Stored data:
▼
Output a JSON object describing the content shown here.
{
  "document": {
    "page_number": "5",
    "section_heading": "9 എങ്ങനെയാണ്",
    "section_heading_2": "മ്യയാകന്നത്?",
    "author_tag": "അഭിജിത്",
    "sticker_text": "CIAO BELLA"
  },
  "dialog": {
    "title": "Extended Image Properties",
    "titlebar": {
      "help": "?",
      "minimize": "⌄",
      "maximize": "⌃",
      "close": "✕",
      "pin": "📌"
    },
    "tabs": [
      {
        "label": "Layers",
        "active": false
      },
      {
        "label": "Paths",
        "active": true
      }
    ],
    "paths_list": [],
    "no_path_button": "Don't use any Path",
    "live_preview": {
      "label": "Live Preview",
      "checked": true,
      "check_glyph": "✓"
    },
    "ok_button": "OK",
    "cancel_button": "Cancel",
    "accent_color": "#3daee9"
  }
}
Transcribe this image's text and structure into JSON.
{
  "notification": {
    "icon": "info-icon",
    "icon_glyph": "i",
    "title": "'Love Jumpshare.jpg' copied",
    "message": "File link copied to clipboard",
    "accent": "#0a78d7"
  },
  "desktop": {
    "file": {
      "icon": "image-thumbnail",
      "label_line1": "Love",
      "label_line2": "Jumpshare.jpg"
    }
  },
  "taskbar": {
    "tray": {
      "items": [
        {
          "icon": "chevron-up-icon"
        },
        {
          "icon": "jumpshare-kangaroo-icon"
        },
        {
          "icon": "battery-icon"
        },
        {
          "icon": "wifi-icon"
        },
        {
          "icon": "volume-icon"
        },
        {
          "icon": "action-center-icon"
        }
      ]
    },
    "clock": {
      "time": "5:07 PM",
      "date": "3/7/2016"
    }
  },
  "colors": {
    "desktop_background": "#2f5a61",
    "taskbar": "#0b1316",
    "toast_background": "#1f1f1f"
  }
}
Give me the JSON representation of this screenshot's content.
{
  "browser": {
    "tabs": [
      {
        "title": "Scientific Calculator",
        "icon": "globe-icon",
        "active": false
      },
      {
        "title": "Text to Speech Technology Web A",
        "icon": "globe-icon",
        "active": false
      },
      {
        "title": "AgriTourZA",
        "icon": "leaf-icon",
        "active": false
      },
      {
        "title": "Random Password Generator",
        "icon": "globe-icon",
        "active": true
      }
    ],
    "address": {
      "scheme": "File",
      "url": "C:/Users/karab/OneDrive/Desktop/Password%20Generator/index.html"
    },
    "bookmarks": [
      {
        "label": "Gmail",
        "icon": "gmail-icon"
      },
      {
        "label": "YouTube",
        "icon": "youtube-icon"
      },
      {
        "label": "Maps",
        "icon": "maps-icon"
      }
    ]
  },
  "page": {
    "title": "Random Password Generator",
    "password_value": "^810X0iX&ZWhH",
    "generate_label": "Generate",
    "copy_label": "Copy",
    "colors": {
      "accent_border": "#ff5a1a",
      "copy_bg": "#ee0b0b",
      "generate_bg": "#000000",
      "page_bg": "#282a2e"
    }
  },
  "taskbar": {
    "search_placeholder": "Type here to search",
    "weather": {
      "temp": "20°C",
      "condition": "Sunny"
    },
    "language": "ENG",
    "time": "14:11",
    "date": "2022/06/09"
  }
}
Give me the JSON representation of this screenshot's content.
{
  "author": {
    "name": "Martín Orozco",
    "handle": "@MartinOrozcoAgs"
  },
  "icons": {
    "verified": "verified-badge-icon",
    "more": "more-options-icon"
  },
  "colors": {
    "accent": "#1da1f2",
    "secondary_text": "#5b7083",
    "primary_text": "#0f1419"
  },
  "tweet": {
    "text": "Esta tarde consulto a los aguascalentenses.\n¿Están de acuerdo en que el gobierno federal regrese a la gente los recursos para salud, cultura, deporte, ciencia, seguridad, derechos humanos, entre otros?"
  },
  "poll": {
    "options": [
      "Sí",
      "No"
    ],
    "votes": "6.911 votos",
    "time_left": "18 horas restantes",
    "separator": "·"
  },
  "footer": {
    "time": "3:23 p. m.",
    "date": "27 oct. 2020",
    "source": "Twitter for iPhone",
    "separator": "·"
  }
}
▲
## What you are asked to do
Pick out every line holding the string "Love" and return it.

## Task output
    "title": "'Love Jumpshare.jpg' copied",
      "label_line1": "Love",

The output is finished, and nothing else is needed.